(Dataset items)
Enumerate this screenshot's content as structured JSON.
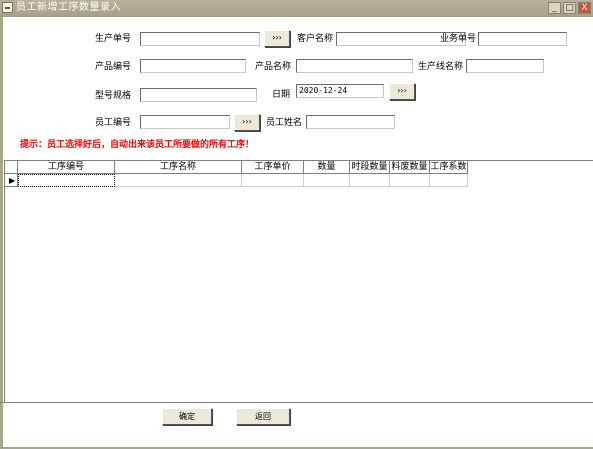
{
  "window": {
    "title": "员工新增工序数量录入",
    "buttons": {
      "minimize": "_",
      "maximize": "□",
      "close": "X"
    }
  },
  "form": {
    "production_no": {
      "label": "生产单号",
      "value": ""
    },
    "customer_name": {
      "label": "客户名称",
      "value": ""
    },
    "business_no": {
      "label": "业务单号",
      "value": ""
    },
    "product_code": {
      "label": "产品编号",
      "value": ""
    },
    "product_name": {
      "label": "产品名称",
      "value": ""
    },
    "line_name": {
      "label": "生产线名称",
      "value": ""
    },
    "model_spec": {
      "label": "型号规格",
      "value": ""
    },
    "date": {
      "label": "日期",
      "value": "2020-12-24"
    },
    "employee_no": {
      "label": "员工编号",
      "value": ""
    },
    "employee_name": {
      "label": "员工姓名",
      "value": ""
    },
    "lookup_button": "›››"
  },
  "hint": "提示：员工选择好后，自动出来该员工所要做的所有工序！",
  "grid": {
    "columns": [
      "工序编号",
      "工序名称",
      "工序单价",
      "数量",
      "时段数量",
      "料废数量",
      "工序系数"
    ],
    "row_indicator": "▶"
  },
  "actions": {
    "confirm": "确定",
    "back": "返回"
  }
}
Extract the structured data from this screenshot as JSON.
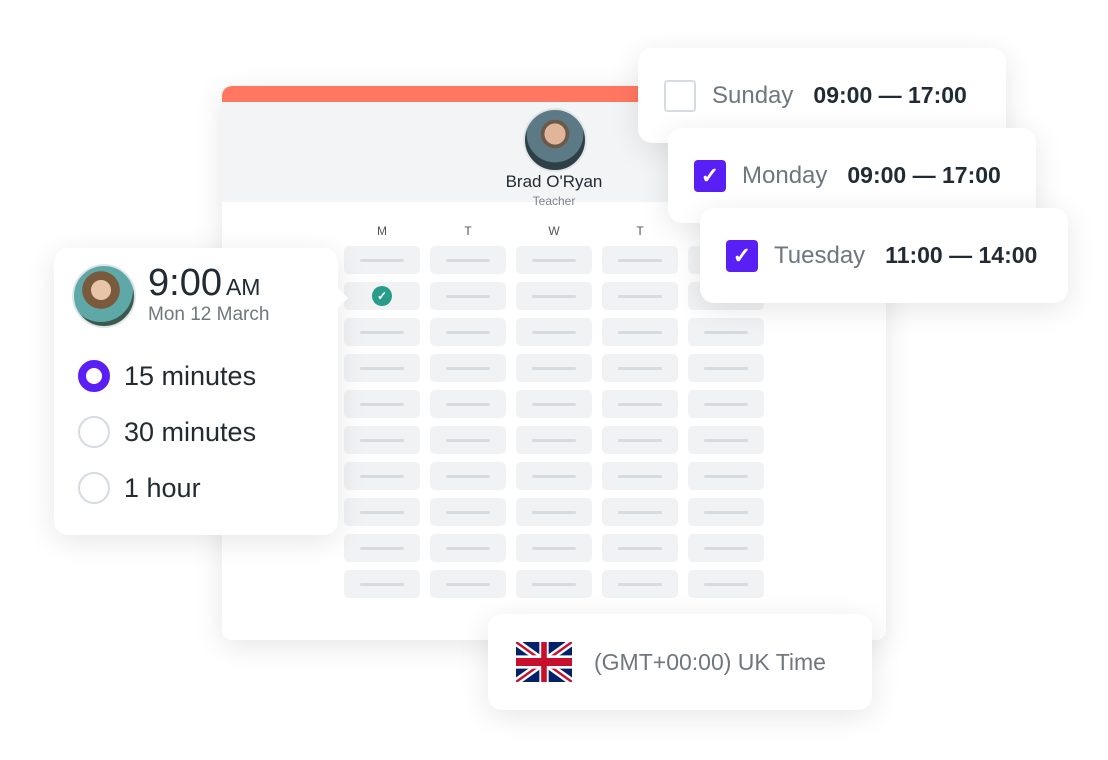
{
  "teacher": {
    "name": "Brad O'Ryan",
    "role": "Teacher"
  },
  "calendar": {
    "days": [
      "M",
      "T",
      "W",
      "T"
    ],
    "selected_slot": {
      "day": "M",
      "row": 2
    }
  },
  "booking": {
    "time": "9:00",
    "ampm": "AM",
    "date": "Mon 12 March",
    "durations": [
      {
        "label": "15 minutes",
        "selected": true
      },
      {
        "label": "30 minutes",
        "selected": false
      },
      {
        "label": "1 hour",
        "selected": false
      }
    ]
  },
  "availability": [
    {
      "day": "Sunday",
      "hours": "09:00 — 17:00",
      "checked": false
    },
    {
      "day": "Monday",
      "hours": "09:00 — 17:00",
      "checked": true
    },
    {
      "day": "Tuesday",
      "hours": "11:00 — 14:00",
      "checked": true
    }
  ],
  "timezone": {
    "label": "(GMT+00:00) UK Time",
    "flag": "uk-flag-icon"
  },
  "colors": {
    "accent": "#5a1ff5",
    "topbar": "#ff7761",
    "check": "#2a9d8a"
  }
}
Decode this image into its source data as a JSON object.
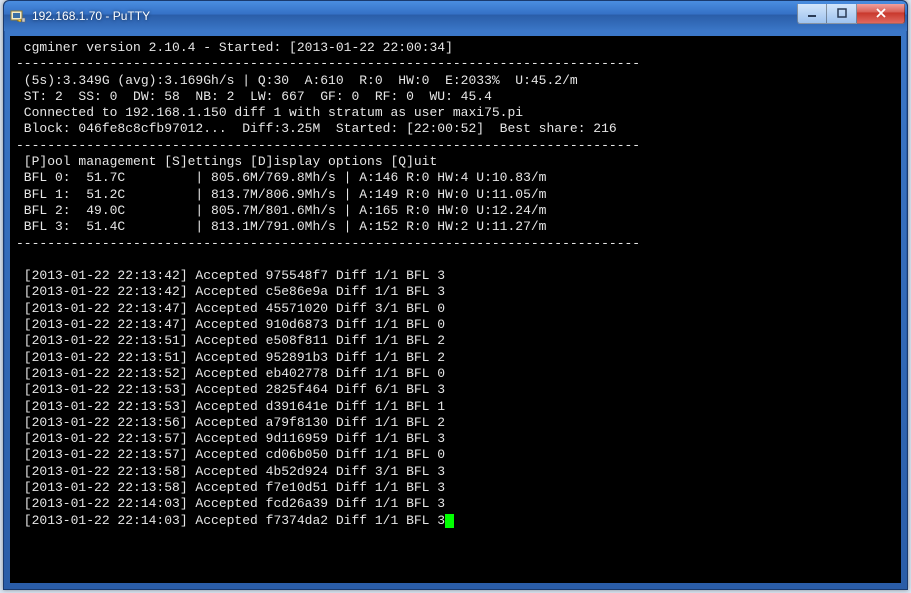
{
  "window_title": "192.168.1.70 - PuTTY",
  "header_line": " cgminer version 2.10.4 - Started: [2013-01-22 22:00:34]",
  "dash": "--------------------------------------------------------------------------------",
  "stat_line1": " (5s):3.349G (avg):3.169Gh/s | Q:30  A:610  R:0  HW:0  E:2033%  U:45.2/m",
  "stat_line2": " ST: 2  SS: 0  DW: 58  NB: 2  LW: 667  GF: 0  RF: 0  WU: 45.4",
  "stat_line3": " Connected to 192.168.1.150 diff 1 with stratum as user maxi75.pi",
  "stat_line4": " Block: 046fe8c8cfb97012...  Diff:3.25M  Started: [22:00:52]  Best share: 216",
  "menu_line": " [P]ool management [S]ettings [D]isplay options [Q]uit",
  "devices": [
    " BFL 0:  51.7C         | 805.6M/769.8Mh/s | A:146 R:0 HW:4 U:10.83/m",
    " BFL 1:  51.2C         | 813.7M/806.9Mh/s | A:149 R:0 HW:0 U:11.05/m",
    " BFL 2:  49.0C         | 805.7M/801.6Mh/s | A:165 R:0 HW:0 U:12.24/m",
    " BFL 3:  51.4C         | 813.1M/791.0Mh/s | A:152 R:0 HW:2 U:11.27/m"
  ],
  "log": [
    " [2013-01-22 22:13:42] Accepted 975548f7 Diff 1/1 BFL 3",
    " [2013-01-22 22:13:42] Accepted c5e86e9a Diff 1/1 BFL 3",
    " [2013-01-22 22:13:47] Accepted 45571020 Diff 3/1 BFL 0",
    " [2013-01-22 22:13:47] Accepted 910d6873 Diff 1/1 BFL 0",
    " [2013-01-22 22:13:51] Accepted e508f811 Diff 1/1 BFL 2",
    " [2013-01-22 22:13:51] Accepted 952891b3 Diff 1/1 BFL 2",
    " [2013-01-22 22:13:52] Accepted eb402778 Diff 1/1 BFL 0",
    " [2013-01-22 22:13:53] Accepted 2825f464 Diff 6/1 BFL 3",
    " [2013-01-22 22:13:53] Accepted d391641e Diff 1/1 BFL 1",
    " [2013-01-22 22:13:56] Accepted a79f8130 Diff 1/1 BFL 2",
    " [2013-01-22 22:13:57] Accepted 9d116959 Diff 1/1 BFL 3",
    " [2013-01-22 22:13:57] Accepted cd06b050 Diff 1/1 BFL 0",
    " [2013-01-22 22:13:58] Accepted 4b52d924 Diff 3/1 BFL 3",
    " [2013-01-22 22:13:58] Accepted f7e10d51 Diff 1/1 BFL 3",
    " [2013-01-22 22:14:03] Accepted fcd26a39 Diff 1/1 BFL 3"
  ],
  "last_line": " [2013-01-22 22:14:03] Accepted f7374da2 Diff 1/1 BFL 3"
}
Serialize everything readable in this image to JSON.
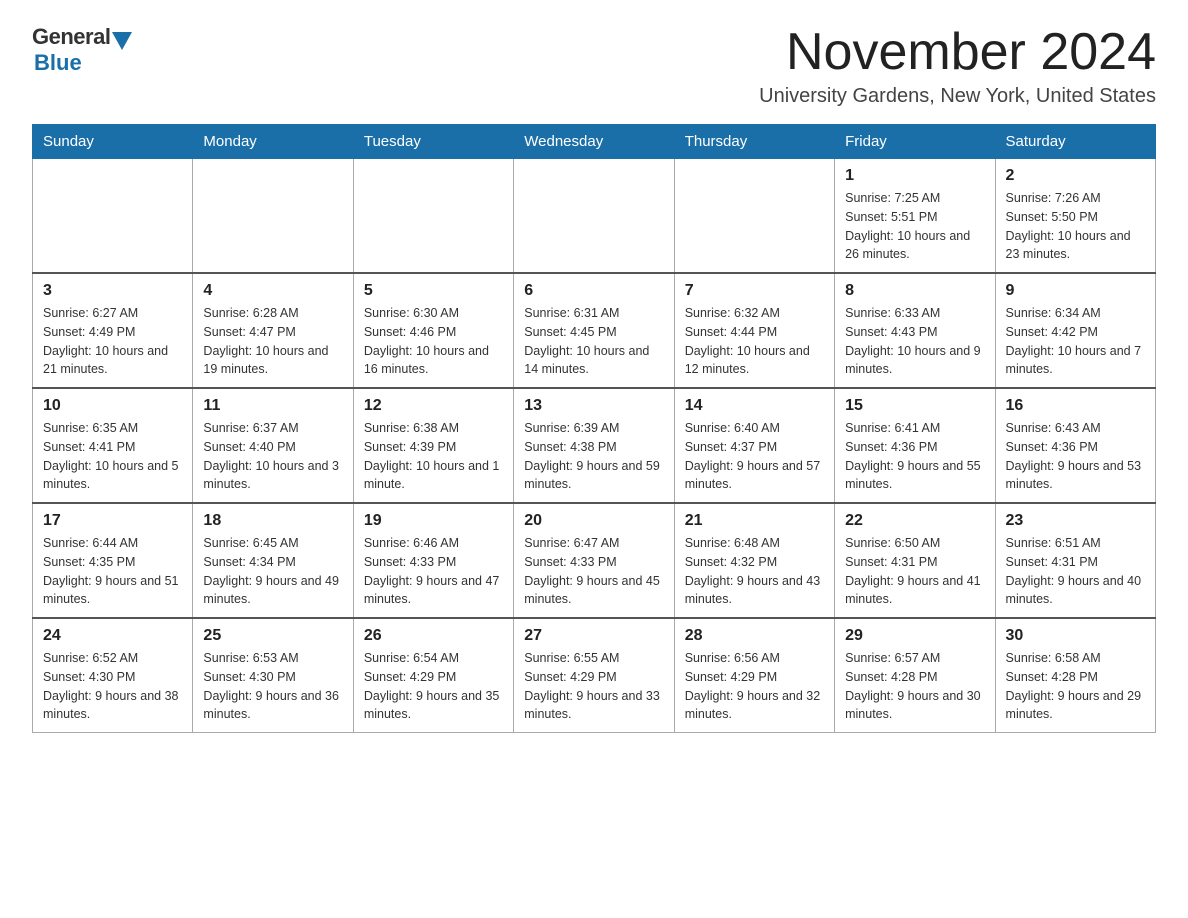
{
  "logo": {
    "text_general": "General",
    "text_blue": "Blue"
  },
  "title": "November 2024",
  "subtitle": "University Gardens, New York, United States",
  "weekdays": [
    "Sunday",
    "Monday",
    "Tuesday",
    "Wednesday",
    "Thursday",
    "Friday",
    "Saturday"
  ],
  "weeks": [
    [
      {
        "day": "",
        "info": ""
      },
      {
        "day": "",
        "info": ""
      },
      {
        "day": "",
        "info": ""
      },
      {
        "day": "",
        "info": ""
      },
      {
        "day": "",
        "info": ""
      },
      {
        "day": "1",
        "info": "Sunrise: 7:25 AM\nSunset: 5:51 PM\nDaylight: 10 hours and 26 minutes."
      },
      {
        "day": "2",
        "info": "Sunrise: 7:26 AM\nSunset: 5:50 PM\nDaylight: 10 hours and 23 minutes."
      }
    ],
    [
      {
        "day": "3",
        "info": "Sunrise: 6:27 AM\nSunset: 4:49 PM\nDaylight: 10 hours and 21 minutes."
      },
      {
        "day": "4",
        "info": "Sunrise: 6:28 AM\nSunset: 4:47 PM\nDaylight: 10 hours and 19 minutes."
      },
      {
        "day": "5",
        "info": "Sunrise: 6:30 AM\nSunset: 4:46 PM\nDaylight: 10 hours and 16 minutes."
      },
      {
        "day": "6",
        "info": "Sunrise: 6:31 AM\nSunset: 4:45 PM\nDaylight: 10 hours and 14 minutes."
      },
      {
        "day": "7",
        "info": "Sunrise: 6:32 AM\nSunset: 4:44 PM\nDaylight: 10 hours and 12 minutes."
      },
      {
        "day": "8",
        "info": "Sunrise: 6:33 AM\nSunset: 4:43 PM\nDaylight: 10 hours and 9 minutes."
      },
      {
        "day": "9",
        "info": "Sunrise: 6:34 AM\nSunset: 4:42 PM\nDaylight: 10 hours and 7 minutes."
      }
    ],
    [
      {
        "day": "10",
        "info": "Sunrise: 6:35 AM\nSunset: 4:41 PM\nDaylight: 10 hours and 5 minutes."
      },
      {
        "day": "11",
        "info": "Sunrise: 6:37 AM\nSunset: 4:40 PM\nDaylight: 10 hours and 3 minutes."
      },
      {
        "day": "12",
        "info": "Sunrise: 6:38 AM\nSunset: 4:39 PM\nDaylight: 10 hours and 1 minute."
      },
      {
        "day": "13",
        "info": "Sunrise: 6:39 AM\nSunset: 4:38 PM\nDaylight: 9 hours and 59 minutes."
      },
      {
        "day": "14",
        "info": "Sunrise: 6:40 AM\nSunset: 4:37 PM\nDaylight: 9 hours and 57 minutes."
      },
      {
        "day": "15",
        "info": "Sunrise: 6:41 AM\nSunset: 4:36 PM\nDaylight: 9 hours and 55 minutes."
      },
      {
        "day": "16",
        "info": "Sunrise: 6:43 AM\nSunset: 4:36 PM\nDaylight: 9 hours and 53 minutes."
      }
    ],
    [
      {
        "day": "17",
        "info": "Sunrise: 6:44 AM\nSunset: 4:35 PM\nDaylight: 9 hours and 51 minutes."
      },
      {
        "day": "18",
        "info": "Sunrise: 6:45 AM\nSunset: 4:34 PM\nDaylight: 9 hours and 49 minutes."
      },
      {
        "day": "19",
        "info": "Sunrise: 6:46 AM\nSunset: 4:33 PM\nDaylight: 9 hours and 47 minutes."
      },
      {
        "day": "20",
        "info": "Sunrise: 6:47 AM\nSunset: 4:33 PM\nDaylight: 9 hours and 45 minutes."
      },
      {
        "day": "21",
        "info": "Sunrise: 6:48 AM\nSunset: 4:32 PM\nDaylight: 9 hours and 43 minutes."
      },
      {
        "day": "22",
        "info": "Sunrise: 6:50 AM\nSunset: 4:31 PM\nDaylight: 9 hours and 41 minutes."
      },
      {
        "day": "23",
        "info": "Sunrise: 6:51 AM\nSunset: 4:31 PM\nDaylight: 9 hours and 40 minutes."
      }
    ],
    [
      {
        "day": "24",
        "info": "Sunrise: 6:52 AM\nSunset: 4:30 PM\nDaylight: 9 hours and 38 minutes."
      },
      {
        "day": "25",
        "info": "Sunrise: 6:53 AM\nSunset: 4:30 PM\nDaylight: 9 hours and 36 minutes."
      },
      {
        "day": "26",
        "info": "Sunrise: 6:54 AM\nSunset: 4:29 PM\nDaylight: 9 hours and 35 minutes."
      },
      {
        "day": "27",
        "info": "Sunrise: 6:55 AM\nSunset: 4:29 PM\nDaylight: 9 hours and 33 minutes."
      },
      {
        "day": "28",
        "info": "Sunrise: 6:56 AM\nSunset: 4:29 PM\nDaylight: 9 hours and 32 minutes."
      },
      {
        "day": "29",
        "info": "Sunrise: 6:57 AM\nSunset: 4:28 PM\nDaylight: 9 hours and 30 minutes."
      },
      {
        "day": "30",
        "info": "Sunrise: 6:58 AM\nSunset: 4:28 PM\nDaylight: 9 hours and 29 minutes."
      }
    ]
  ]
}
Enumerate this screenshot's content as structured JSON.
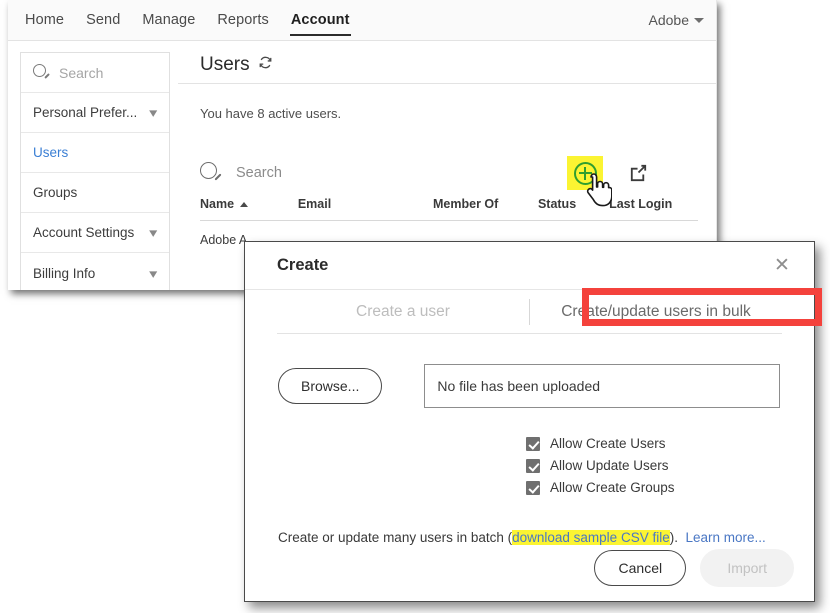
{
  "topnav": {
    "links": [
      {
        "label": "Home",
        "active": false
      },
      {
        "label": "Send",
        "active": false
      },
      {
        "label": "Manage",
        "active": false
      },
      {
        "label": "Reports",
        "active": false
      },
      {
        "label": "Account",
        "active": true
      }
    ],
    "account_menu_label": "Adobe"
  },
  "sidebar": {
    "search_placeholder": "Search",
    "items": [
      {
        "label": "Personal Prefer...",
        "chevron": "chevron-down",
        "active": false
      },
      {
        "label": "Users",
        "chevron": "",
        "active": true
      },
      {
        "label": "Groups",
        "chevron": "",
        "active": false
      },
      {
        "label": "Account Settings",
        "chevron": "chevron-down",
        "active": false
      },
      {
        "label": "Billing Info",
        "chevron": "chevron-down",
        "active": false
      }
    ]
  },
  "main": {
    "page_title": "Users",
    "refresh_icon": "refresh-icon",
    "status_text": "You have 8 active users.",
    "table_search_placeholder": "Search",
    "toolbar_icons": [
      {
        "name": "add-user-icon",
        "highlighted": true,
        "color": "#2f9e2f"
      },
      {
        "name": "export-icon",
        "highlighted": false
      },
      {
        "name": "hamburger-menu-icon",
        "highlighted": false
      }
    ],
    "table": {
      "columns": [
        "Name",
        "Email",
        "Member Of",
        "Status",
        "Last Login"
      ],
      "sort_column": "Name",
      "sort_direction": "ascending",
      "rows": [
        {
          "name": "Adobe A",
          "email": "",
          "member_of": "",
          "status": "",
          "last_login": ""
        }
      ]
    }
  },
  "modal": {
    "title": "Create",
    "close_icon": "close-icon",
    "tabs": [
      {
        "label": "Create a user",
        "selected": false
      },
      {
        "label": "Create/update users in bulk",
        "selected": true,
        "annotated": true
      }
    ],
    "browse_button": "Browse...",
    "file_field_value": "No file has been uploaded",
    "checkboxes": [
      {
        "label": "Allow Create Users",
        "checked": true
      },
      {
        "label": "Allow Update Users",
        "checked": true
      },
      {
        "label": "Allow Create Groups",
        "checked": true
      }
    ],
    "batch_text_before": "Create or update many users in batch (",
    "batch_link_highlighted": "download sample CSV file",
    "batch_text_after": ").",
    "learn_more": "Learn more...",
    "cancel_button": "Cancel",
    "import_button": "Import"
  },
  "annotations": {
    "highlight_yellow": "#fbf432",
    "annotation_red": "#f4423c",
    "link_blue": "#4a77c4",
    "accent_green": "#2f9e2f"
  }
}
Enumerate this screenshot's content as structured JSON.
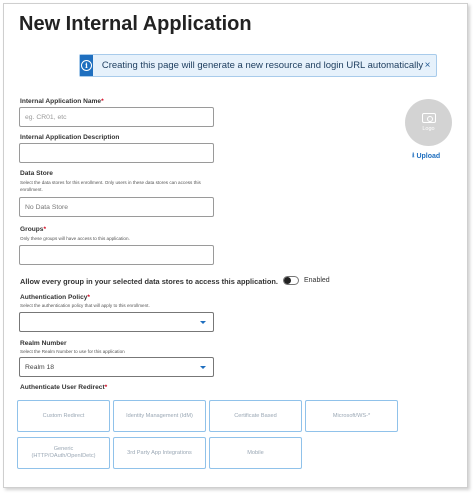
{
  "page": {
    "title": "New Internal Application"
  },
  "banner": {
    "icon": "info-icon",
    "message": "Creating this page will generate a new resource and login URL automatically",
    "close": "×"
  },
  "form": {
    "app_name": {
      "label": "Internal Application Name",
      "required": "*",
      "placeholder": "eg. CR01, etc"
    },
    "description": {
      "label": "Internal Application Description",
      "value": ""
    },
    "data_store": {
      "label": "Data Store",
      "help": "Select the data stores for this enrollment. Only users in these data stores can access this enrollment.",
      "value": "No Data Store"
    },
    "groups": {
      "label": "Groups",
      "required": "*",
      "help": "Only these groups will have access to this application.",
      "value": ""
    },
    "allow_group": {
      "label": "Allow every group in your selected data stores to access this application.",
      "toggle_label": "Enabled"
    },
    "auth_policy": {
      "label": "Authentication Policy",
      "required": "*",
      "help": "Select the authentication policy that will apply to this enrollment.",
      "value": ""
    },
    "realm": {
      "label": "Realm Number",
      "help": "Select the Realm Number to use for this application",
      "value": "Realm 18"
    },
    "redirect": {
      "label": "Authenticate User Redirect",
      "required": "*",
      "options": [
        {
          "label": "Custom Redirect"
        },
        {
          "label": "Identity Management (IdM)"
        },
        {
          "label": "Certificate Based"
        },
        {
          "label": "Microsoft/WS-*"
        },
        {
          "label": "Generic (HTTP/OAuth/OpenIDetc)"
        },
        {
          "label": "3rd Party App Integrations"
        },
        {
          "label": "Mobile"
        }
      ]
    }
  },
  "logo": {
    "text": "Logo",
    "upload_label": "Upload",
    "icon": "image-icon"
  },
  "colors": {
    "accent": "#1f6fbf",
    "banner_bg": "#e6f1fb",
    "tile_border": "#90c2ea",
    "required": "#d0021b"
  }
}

Short problem
Gather each line in the data that holds the string "these".

Final result
      "help": "Select the data stores for this enrollment. Only users in these data stores can access this enrollment.",
      "help": "Only these groups will have access to this application.",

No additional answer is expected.